Stored data entries
++++
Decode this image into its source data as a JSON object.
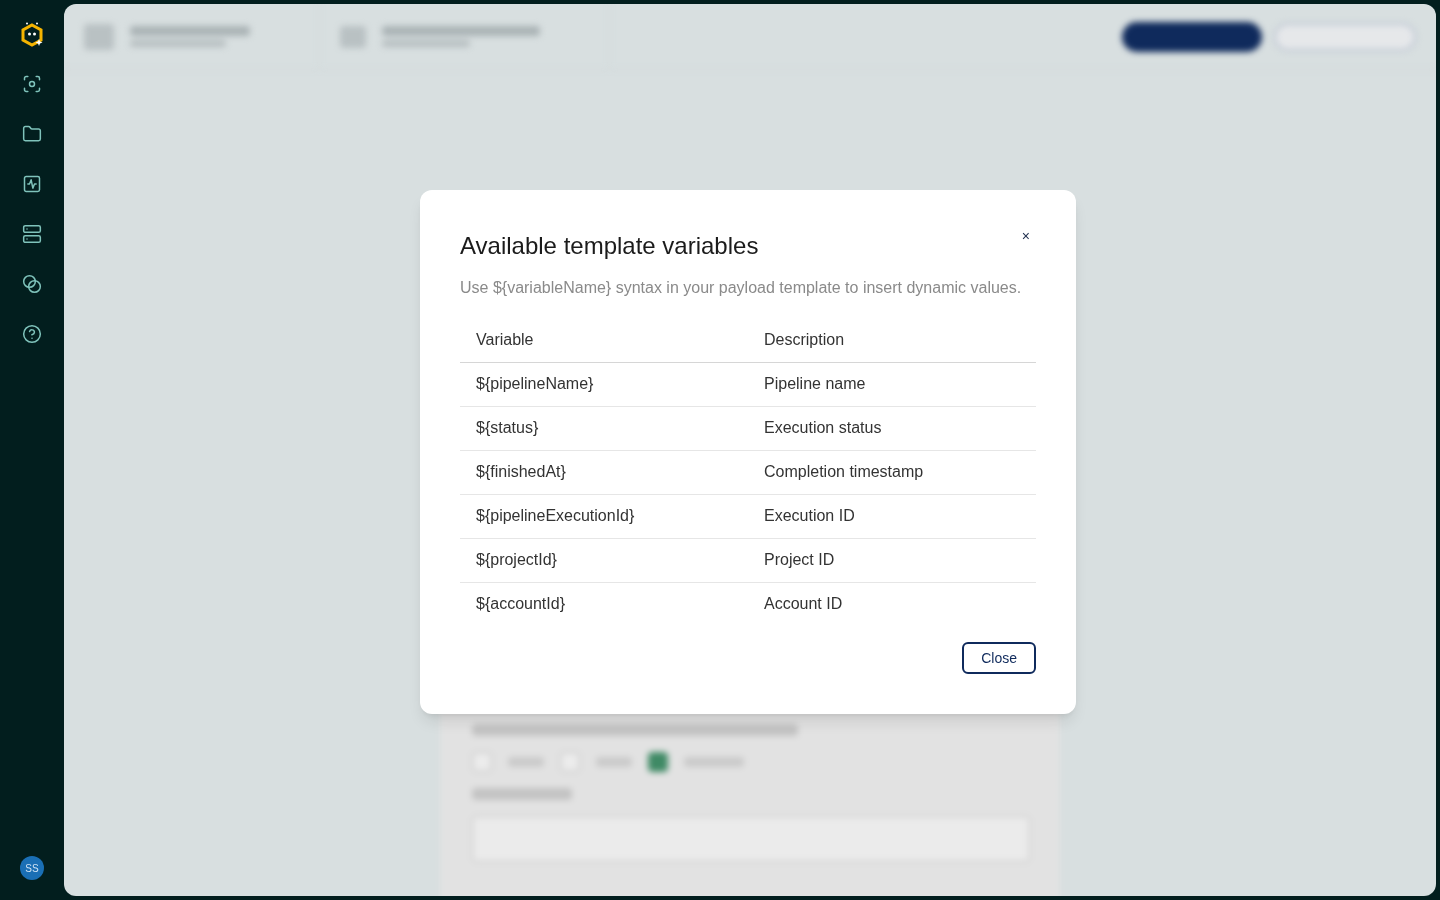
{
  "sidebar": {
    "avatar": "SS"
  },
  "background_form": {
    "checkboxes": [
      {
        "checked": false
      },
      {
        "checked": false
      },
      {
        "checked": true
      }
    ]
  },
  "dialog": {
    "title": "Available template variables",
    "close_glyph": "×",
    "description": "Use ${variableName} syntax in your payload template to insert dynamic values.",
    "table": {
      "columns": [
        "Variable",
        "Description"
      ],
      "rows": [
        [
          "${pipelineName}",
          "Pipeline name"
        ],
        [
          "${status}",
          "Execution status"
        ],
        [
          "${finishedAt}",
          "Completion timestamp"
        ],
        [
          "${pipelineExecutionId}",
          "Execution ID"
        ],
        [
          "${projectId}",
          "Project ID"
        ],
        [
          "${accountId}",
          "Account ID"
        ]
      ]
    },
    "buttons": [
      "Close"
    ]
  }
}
++++
Given task >> Gather up the lines containing the word "template" from these records and copy them.

The output >>
    "title": "Available template variables",
    "description": "Use ${variableName} syntax in your payload template to insert dynamic values.",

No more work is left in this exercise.